WHAT THE EXERCISE ASKS:
Reproduce every entry word for word. Drop all pictures from the copy.
*** INFORMATION PROVIDED ***
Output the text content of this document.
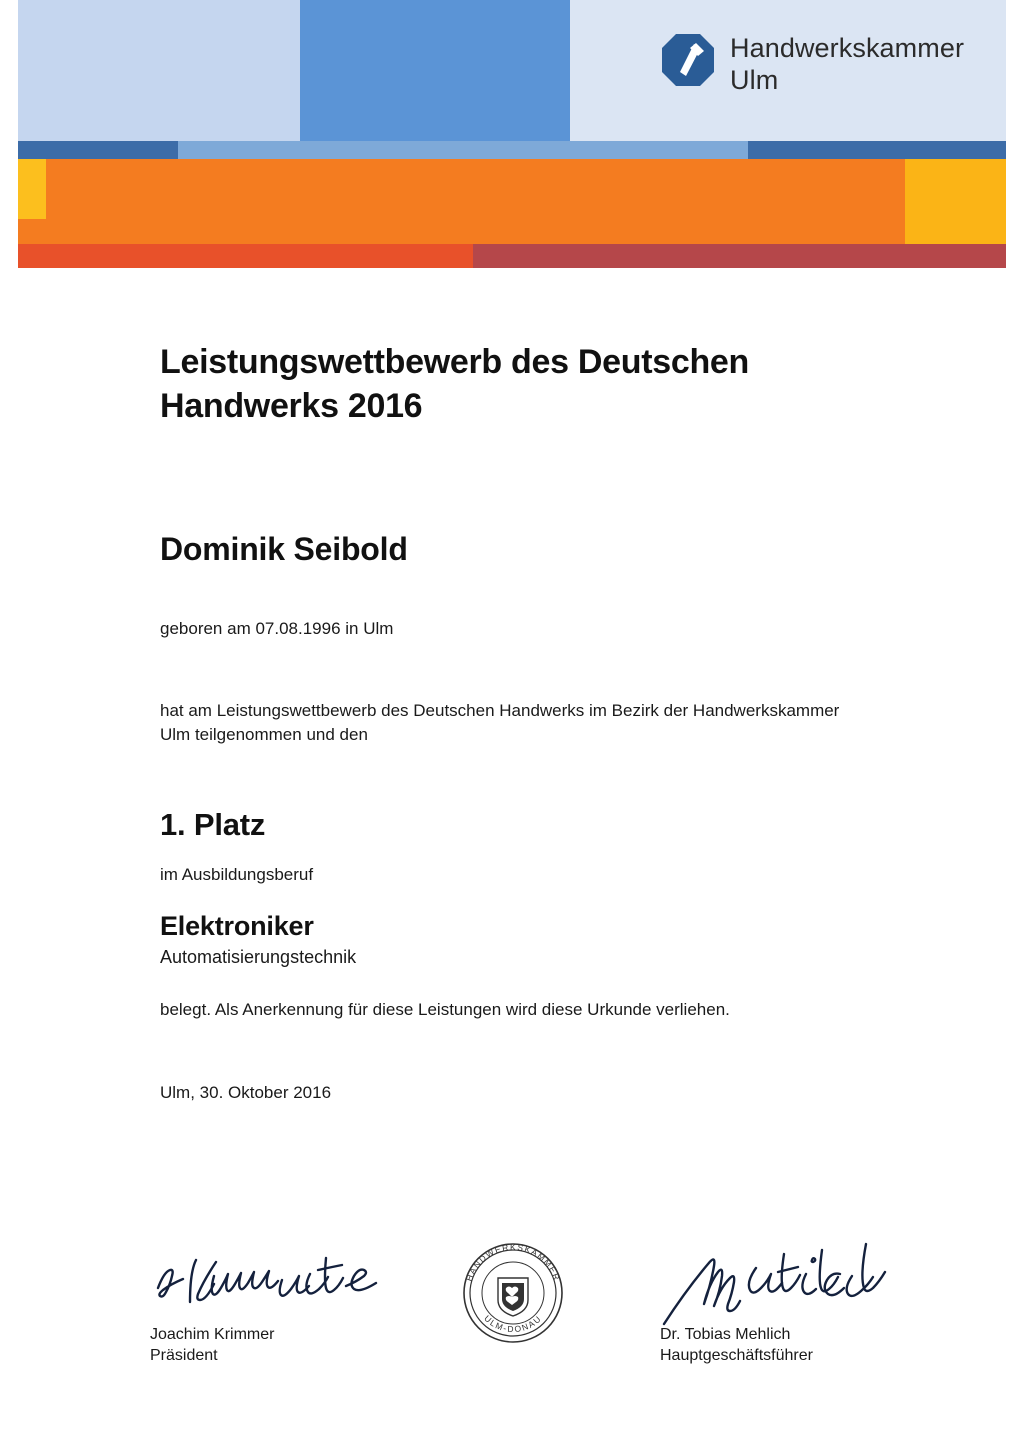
Handwerkskammer
Ulm
Leistungswettbewerb des Deutschen Handwerks 2016
Dominik Seibold
geboren am 07.08.1996 in Ulm
hat am Leistungswettbewerb des Deutschen Handwerks im Bezirk der Handwerkskammer Ulm teilgenommen und den
1. Platz
im Ausbildungsberuf
Elektroniker
Automatisierungstechnik
belegt. Als Anerkennung für diese Leistungen wird diese Urkunde verliehen.
Ulm, 30. Oktober 2016
HANDWERKSKAMMER
ULM-DONAU
Joachim Krimmer
Präsident
Dr. Tobias Mehlich
Hauptgeschäftsführer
*** End of INFORMATION PROVIDED ***
SOLUTION:
Output the text content of this document.
Handwerkskammer
Ulm
Leistungswettbewerb des Deutschen Handwerks 2016
Dominik Seibold
geboren am 07.08.1996 in Ulm
hat am Leistungswettbewerb des Deutschen Handwerks im Bezirk der Handwerkskammer Ulm teilgenommen und den
1. Platz
im Ausbildungsberuf
Elektroniker
Automatisierungstechnik
belegt. Als Anerkennung für diese Leistungen wird diese Urkunde verliehen.
Ulm, 30. Oktober 2016
HANDWERKSKAMMER
ULM-DONAU
Joachim Krimmer
Präsident
Dr. Tobias Mehlich
Hauptgeschäftsführer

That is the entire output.